GOAL: Present every line in which the string "availability" appears.

Data entries
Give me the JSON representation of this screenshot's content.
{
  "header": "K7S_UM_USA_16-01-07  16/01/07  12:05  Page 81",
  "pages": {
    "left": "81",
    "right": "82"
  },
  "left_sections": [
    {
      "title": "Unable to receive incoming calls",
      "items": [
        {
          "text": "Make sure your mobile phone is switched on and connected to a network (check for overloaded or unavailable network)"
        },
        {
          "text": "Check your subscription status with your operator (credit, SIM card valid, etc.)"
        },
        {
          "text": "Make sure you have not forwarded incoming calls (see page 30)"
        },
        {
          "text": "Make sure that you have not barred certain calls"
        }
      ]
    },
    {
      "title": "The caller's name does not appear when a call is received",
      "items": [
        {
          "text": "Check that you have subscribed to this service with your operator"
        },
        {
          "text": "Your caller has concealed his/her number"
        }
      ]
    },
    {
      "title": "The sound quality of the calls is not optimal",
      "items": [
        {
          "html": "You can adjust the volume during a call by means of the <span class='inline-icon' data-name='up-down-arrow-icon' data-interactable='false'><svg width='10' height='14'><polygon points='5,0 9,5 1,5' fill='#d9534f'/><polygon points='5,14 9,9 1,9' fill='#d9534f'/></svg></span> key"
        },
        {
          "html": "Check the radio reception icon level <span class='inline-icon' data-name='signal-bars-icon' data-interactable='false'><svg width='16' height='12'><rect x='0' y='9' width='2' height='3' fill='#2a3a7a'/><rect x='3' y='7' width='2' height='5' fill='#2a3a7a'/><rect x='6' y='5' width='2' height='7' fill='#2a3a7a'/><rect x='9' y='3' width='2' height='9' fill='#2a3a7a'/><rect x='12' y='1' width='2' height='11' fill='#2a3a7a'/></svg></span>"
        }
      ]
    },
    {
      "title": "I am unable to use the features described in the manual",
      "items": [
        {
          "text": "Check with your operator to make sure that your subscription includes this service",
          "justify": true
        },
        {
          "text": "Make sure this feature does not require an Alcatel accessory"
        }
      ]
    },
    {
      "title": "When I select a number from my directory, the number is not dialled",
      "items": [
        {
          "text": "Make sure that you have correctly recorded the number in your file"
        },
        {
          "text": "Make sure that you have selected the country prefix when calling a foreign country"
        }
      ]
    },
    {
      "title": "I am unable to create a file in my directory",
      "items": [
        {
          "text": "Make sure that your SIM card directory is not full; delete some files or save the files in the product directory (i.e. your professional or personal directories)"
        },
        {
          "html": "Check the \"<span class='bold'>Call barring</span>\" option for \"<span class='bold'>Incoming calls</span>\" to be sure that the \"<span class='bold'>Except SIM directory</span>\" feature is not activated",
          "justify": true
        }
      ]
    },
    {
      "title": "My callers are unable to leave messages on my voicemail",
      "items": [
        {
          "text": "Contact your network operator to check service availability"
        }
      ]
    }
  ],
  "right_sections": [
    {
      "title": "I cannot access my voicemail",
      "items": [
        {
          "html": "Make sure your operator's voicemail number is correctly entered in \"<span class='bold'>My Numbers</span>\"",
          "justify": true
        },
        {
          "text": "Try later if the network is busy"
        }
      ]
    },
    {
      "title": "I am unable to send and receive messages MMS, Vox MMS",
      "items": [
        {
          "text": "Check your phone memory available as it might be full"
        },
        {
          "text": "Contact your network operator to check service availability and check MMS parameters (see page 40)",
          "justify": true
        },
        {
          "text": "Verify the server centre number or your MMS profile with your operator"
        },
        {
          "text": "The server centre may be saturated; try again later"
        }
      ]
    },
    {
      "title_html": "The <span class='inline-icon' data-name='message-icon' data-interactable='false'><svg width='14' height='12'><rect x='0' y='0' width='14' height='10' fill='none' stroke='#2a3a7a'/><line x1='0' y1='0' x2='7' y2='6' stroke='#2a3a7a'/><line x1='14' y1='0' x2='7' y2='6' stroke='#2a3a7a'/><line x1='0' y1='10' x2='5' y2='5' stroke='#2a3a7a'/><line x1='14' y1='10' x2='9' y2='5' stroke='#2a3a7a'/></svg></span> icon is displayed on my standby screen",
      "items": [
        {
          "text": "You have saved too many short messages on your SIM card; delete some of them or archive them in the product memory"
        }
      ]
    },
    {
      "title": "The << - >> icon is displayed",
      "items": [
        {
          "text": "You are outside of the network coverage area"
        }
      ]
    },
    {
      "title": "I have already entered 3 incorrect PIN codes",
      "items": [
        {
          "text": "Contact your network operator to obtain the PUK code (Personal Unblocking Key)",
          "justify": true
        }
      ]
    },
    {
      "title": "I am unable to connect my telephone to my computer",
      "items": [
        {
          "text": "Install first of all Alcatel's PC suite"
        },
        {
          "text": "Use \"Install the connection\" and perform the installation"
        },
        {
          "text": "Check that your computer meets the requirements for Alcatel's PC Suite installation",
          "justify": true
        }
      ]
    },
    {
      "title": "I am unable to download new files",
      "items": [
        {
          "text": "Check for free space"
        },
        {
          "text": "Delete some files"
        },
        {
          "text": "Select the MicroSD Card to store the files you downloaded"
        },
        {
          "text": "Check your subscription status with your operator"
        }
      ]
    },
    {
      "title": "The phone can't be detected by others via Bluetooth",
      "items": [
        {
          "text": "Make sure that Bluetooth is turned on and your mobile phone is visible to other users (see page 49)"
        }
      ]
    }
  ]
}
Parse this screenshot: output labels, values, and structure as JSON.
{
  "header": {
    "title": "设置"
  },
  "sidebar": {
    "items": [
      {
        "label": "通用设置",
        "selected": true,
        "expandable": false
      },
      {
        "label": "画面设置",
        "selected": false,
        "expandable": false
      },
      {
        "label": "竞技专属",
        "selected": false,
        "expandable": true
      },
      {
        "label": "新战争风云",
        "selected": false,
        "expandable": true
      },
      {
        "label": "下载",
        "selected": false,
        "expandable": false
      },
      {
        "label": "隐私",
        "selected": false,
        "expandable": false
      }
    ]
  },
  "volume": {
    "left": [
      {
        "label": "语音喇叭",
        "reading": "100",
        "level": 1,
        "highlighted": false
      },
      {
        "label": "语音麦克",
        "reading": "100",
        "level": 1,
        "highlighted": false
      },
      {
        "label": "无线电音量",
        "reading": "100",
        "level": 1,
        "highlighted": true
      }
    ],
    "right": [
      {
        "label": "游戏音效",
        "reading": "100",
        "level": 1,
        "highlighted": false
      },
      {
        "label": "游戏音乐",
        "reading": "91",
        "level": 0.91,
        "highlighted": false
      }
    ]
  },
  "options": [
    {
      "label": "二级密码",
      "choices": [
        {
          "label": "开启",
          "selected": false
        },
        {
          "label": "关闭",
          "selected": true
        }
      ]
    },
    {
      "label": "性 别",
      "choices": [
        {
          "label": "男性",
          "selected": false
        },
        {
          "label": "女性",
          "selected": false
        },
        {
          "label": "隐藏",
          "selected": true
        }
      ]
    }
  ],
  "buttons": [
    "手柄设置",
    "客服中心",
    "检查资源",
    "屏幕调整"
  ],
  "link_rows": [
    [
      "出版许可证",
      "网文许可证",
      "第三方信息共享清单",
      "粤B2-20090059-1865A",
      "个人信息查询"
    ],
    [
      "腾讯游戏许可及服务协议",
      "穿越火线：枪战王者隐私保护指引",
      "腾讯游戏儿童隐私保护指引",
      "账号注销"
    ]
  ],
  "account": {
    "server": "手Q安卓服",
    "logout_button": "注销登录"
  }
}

THE OUTPUT:
          "text": "Contact your network operator to check service availability"
          "text": "Contact your network operator to check service availability and check MMS parameters (see page 40)",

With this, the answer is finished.